begin

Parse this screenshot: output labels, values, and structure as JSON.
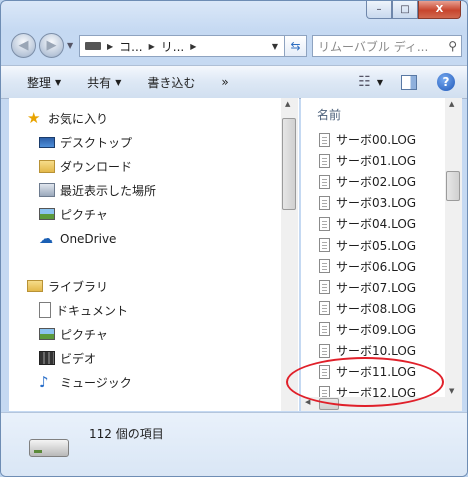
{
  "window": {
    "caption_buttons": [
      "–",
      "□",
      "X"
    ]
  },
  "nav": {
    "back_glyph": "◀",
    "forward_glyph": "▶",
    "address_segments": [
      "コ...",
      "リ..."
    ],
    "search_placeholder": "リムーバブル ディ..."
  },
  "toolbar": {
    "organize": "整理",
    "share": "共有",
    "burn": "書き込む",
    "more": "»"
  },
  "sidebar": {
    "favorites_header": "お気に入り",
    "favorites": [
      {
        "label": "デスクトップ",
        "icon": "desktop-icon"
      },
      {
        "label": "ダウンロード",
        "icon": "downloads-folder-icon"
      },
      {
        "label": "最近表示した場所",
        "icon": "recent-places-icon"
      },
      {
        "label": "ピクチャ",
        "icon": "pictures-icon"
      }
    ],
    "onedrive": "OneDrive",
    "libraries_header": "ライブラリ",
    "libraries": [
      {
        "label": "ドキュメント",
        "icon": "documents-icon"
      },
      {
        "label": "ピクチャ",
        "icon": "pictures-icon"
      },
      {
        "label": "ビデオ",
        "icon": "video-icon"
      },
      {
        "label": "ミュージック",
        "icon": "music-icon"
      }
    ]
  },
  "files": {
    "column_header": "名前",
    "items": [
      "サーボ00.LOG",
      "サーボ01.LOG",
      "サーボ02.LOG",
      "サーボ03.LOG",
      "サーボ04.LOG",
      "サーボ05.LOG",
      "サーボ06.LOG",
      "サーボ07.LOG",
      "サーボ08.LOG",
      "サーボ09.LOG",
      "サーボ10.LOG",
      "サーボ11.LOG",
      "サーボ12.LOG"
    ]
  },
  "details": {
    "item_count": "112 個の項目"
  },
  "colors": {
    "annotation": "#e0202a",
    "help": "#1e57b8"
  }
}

end

* **Task brief**: Print each of the records above exactly as written, leaving no picture in the copy.

* **Full output**:
Parse this screenshot: output labels, values, and structure as JSON.
{
  "window": {
    "caption_buttons": [
      "–",
      "□",
      "X"
    ]
  },
  "nav": {
    "back_glyph": "◀",
    "forward_glyph": "▶",
    "address_segments": [
      "コ...",
      "リ..."
    ],
    "search_placeholder": "リムーバブル ディ..."
  },
  "toolbar": {
    "organize": "整理",
    "share": "共有",
    "burn": "書き込む",
    "more": "»"
  },
  "sidebar": {
    "favorites_header": "お気に入り",
    "favorites": [
      {
        "label": "デスクトップ",
        "icon": "desktop-icon"
      },
      {
        "label": "ダウンロード",
        "icon": "downloads-folder-icon"
      },
      {
        "label": "最近表示した場所",
        "icon": "recent-places-icon"
      },
      {
        "label": "ピクチャ",
        "icon": "pictures-icon"
      }
    ],
    "onedrive": "OneDrive",
    "libraries_header": "ライブラリ",
    "libraries": [
      {
        "label": "ドキュメント",
        "icon": "documents-icon"
      },
      {
        "label": "ピクチャ",
        "icon": "pictures-icon"
      },
      {
        "label": "ビデオ",
        "icon": "video-icon"
      },
      {
        "label": "ミュージック",
        "icon": "music-icon"
      }
    ]
  },
  "files": {
    "column_header": "名前",
    "items": [
      "サーボ00.LOG",
      "サーボ01.LOG",
      "サーボ02.LOG",
      "サーボ03.LOG",
      "サーボ04.LOG",
      "サーボ05.LOG",
      "サーボ06.LOG",
      "サーボ07.LOG",
      "サーボ08.LOG",
      "サーボ09.LOG",
      "サーボ10.LOG",
      "サーボ11.LOG",
      "サーボ12.LOG"
    ]
  },
  "details": {
    "item_count": "112 個の項目"
  },
  "colors": {
    "annotation": "#e0202a",
    "help": "#1e57b8"
  }
}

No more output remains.